Short problem.
Find the lines of data that contain the string "Stem", then list them.

[Extracted data entries]
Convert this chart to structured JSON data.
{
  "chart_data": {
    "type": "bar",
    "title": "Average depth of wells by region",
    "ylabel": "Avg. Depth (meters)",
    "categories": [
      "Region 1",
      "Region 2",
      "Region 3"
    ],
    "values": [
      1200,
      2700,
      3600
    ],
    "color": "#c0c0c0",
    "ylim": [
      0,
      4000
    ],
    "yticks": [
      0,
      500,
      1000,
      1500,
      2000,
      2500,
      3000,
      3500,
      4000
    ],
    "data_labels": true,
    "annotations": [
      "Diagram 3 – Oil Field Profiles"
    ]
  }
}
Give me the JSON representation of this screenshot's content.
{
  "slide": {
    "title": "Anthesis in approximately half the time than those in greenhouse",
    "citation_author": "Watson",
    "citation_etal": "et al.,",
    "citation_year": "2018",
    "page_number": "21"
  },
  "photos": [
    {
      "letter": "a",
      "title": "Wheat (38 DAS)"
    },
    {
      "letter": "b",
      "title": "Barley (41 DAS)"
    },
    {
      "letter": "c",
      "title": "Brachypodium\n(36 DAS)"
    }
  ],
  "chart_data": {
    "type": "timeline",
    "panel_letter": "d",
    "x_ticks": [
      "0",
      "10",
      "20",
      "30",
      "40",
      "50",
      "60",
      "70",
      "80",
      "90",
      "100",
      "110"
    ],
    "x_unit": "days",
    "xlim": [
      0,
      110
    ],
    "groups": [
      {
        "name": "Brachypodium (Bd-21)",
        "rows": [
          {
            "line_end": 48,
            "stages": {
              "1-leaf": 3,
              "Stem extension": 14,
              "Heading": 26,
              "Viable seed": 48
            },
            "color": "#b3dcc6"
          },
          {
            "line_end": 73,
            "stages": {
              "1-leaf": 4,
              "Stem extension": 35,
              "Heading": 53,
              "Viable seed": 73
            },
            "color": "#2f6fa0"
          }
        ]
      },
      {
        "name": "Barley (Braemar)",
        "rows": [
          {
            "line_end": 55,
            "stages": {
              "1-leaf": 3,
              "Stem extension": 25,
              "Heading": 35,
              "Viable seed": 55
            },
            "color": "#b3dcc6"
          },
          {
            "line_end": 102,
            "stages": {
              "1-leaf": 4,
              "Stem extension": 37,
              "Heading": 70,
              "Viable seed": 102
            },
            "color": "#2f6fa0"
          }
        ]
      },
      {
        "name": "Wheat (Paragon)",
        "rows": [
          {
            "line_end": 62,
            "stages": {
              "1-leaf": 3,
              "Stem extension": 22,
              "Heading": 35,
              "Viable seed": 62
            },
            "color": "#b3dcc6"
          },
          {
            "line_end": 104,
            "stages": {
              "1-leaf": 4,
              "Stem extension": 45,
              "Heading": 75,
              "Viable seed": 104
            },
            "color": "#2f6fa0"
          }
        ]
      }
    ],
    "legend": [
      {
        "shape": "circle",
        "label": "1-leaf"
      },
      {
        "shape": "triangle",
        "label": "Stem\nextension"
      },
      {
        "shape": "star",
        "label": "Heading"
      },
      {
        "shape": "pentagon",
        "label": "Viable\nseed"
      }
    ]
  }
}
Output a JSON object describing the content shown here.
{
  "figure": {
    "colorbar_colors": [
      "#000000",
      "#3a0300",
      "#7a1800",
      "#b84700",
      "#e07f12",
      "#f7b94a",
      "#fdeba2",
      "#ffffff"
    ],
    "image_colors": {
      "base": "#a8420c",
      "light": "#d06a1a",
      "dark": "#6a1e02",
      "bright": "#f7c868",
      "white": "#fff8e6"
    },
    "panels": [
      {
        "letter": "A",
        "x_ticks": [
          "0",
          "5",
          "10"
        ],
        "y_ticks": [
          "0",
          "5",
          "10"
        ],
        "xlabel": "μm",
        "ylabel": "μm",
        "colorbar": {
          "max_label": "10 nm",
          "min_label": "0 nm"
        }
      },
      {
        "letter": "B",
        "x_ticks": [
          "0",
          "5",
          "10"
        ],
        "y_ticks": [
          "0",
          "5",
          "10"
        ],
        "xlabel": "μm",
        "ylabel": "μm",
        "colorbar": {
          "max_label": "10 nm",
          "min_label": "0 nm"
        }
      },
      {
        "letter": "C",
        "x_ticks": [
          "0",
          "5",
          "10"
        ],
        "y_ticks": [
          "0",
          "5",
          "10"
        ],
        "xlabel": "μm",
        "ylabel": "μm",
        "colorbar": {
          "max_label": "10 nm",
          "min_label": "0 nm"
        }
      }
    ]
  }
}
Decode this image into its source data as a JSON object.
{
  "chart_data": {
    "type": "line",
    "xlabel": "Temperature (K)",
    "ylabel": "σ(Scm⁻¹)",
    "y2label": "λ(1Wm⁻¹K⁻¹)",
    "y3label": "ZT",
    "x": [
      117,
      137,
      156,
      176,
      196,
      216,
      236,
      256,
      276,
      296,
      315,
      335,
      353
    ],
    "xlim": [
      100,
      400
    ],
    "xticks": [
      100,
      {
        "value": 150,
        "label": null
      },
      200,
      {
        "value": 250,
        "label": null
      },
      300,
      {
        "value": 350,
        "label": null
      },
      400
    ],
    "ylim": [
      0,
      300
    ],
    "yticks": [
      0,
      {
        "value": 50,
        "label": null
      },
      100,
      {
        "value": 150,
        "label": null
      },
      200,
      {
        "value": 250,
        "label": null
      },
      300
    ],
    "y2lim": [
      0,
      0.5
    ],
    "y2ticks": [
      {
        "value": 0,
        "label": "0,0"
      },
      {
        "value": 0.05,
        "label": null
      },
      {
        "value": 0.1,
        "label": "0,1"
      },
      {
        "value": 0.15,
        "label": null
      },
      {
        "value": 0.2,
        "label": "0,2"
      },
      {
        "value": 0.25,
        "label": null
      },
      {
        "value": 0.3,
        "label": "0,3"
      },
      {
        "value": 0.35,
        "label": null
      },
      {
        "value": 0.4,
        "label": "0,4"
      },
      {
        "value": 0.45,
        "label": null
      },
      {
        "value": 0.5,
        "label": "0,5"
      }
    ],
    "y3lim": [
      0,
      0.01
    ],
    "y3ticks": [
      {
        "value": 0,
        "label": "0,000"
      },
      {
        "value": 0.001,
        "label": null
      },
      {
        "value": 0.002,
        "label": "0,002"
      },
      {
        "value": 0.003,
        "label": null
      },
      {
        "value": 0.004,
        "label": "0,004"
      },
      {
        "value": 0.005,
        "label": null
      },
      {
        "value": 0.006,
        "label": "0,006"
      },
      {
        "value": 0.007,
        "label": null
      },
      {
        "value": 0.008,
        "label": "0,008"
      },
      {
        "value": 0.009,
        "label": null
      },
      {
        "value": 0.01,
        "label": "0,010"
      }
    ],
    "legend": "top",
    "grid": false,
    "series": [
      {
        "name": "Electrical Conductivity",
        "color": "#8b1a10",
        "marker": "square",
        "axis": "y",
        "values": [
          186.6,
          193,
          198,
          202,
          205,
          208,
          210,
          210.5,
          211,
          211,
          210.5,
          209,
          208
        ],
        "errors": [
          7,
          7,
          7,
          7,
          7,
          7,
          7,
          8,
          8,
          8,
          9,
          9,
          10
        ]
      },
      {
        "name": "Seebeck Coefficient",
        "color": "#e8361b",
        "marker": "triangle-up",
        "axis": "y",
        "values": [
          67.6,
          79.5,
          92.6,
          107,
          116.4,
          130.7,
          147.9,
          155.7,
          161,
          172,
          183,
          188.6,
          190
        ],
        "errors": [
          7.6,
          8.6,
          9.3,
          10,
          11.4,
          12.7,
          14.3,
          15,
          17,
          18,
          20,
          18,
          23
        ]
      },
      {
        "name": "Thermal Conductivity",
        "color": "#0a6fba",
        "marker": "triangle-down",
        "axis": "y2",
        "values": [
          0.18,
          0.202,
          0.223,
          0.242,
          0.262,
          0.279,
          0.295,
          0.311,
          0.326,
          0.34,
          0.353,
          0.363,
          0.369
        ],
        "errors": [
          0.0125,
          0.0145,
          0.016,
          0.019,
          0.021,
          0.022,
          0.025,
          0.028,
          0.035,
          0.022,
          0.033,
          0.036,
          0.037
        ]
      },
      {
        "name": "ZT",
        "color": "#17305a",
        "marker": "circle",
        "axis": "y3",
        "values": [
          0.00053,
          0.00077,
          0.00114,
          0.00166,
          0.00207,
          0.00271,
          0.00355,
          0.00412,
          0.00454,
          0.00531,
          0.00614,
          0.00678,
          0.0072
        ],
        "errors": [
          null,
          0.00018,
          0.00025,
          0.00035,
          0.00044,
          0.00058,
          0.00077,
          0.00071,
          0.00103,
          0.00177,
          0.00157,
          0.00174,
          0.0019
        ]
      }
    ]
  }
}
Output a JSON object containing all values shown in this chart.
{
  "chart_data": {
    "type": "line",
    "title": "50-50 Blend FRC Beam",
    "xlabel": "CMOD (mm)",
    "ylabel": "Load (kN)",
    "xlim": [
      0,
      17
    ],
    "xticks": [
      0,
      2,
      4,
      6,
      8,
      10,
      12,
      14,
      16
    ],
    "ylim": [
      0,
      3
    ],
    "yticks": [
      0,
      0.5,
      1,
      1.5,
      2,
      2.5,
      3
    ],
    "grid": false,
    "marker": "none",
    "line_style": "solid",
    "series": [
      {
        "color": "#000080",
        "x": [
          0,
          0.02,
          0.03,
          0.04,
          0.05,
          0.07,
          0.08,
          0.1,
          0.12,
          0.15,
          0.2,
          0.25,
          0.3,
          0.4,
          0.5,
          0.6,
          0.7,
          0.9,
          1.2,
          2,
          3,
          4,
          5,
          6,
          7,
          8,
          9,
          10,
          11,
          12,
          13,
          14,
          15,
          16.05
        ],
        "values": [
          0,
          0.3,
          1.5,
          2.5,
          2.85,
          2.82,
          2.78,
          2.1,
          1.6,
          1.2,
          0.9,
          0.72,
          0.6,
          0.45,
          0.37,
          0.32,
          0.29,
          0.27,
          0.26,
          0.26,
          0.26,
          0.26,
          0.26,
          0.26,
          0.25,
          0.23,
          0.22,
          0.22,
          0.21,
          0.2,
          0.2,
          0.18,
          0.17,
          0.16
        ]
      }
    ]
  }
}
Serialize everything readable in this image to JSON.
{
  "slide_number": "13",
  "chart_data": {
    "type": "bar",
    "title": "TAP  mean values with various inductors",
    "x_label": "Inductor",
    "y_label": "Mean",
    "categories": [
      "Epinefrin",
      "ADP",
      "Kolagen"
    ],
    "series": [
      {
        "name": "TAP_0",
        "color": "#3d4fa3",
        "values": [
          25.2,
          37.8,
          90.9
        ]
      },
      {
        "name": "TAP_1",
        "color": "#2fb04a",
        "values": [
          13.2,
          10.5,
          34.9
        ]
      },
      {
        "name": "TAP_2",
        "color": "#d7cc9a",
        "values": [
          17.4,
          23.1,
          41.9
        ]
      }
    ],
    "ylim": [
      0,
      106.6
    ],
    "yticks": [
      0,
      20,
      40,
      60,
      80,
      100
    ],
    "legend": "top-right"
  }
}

Exercise answer.
              "Stem extension": 14,
              "Stem extension": 35,
              "Stem extension": 25,
              "Stem extension": 37,
              "Stem extension": 22,
              "Stem extension": 45,
        "label": "Stem\nextension"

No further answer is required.